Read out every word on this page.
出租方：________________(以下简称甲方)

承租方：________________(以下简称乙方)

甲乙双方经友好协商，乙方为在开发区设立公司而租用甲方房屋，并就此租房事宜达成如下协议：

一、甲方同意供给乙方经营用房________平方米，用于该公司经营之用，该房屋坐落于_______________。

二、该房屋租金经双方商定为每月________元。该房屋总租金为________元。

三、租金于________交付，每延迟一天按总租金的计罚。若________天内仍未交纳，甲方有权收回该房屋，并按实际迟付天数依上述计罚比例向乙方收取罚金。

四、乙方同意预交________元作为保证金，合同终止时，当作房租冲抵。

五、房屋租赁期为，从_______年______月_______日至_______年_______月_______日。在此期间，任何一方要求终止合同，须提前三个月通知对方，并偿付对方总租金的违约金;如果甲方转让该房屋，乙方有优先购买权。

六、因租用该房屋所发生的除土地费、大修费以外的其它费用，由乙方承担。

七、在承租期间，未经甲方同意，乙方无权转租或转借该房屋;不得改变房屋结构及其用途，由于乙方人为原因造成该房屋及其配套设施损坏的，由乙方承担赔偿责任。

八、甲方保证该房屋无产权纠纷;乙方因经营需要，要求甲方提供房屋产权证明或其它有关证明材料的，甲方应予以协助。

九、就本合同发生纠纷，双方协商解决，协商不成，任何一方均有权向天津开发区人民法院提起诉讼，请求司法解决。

━━━

The entries above must be returned in full, exactly as shown.

Read out every word on this page.
出租方：________________(以下简称甲方)

承租方：________________(以下简称乙方)

甲乙双方经友好协商，乙方为在开发区设立公司而租用甲方房屋，并就此租房事宜达成如下协议：

一、甲方同意供给乙方经营用房________平方米，用于该公司经营之用，该房屋坐落于_______________。

二、该房屋租金经双方商定为每月________元。该房屋总租金为________元。

三、租金于________交付，每延迟一天按总租金的计罚。若________天内仍未交纳，甲方有权收回该房屋，并按实际迟付天数依上述计罚比例向乙方收取罚金。

四、乙方同意预交________元作为保证金，合同终止时，当作房租冲抵。

五、房屋租赁期为，从_______年______月_______日至_______年_______月_______日。在此期间，任何一方要求终止合同，须提前三个月通知对方，并偿付对方总租金的违约金;如果甲方转让该房屋，乙方有优先购买权。

六、因租用该房屋所发生的除土地费、大修费以外的其它费用，由乙方承担。

七、在承租期间，未经甲方同意，乙方无权转租或转借该房屋;不得改变房屋结构及其用途，由于乙方人为原因造成该房屋及其配套设施损坏的，由乙方承担赔偿责任。

八、甲方保证该房屋无产权纠纷;乙方因经营需要，要求甲方提供房屋产权证明或其它有关证明材料的，甲方应予以协助。

九、就本合同发生纠纷，双方协商解决，协商不成，任何一方均有权向天津开发区人民法院提起诉讼，请求司法解决。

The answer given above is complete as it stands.